- **Work to complete**
In the article on Zoe Wees's song "Control," what cause is given for the anxiety and lack of control that the song describes?

- **Excerpted passage**
· · · · · · ·

Single by Zoe Wees

from the EP Golden Wings
- Released: 13 March 2020
- Recorded: 2020
- Genre: Pop
- Length: 3:51
- Label: Valeria Music
- Songwriters: Patrick Pyke Salmy; Emma Sophia Rosen; Ricardo Muñoz; René Miller; Nils Bodenstedt; Zoe Wees;
- Producers: Patrick Pyke Salmy; Ricardo Muñoz;

Zoe Wees singles chronology
|  | "Control" (2020) | "Girls Like Us" (2021) |

Music video
- "Control" on YouTube

= Control (Zoe Wees song) =

2020 single by Zoe Wees

"Control" is the debut solo single by German singer Zoe Wees, from her debut EP Golden Wings. It released by Valeria Music on 13 March 2020 as the lead single from the EP. Written by Wees, Patrick Pyke Salmy, Emma Sophia Rosen, Ricardo Muñoz, René Miller, and Nils Bodenstedt, the song is a power ballad and about the singer's anxiety and lack of control due to her struggles with epilepsy.

· · · · · · ·

- **Items from a dataset**
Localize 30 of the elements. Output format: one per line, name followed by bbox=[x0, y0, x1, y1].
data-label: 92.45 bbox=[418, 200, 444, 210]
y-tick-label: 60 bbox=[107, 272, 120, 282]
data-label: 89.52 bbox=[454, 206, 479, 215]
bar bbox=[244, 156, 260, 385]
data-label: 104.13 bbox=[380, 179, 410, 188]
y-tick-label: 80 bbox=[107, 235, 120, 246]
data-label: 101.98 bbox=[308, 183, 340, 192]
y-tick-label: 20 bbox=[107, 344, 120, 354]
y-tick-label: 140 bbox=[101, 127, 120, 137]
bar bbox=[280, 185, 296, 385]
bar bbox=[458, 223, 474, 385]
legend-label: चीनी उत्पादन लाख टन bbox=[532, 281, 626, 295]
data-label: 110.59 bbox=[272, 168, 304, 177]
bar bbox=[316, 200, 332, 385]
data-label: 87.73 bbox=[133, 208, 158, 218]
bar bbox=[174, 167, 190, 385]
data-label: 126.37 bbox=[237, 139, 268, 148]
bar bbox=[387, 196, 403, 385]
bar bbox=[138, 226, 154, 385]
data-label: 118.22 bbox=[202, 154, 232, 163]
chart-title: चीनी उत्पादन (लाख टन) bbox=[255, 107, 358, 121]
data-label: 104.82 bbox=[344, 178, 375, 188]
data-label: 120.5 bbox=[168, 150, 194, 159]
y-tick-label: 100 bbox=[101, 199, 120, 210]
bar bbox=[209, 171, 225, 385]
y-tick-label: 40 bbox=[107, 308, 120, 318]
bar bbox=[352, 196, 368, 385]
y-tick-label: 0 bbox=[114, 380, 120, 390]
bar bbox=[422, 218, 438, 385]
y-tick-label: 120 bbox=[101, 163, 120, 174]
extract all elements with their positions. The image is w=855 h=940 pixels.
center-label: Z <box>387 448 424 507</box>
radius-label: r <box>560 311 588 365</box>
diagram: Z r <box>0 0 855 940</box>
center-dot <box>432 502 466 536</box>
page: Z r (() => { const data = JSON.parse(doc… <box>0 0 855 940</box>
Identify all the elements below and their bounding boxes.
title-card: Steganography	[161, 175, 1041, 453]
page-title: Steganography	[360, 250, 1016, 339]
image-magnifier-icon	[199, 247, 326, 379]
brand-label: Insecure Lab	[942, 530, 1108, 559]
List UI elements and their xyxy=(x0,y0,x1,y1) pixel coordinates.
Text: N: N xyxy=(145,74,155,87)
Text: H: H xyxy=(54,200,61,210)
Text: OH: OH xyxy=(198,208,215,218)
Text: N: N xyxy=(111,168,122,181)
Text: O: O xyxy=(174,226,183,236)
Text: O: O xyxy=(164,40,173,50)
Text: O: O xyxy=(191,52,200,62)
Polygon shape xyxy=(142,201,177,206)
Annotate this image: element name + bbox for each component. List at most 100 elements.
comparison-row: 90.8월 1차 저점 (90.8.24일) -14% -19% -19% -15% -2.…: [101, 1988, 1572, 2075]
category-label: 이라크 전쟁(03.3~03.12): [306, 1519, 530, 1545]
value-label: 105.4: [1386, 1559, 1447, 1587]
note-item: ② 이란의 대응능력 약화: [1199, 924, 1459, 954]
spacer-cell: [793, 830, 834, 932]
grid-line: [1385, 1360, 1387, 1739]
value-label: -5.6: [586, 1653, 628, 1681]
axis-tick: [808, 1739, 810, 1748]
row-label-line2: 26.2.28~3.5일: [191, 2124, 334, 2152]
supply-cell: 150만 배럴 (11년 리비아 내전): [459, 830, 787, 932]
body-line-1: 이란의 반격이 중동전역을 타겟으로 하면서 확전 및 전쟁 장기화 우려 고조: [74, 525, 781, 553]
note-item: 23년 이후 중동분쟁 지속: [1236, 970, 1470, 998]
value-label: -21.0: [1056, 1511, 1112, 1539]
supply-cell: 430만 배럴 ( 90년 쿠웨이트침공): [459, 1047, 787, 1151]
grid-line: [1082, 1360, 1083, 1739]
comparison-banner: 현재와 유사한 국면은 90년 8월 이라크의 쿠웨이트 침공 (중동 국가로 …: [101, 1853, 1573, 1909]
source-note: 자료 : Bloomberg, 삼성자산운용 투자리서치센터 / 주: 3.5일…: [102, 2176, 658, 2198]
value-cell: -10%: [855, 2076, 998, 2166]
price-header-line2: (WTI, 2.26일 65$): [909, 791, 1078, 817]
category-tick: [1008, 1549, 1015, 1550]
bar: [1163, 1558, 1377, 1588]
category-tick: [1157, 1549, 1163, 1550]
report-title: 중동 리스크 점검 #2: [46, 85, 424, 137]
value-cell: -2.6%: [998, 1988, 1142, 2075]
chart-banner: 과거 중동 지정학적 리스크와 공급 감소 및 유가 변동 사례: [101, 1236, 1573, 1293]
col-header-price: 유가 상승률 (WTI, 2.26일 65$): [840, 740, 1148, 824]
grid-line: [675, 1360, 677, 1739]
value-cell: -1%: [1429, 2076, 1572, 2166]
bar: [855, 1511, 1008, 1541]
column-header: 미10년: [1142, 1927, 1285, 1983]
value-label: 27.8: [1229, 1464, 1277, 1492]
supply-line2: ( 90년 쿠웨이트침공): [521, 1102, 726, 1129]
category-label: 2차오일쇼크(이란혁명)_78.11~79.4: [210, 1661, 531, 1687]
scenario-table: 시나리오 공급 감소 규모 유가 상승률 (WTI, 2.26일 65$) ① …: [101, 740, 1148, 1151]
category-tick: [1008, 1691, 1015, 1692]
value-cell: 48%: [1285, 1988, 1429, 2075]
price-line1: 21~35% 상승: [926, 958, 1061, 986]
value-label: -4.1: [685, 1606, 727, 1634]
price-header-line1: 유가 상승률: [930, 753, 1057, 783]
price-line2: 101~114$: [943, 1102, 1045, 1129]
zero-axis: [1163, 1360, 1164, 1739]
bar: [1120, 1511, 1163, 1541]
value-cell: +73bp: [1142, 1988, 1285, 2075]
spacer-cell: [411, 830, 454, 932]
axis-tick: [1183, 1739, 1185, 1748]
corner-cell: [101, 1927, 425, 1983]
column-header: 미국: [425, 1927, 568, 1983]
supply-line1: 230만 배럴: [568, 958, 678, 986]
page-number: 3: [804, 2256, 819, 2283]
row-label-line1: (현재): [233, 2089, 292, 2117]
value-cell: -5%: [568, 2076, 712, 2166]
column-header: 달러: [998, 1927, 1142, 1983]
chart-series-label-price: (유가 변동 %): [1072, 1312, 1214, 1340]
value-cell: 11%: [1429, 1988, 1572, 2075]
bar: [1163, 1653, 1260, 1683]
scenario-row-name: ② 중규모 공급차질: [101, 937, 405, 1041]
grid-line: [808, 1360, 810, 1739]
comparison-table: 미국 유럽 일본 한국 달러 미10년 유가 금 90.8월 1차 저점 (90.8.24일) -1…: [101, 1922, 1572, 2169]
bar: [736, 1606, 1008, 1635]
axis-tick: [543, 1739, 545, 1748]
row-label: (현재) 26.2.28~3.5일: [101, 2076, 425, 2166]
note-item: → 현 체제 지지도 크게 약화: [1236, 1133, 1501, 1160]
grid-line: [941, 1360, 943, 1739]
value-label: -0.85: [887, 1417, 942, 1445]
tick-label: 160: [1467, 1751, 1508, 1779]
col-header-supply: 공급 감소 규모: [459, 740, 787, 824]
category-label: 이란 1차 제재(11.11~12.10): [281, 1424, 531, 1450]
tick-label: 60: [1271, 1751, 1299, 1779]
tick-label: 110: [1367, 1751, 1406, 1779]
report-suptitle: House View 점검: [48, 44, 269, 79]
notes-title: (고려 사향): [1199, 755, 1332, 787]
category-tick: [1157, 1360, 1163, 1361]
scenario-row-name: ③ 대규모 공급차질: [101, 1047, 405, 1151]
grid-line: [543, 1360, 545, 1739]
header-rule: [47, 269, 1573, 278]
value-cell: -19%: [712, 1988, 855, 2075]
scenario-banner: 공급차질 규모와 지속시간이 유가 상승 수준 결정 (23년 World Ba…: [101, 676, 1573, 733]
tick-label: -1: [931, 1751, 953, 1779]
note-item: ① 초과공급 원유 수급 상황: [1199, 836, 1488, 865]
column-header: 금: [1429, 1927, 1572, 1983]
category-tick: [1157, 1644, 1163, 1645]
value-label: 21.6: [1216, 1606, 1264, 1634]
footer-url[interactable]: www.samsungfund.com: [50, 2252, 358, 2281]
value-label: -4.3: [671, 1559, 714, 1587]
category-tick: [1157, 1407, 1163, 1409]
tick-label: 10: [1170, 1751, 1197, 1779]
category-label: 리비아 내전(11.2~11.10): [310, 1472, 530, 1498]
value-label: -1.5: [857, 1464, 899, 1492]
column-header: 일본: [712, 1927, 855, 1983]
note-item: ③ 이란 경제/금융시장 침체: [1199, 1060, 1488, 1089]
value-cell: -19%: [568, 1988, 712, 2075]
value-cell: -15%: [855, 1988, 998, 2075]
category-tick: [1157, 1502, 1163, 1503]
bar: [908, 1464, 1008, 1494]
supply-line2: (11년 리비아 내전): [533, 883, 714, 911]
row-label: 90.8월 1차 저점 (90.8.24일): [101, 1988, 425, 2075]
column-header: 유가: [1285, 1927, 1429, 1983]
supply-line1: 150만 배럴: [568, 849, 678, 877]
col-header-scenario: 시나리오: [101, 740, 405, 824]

· · · · · · ·

- **Output below**
The article attributes the singer's anxiety and lack of control to her struggles with epilepsy.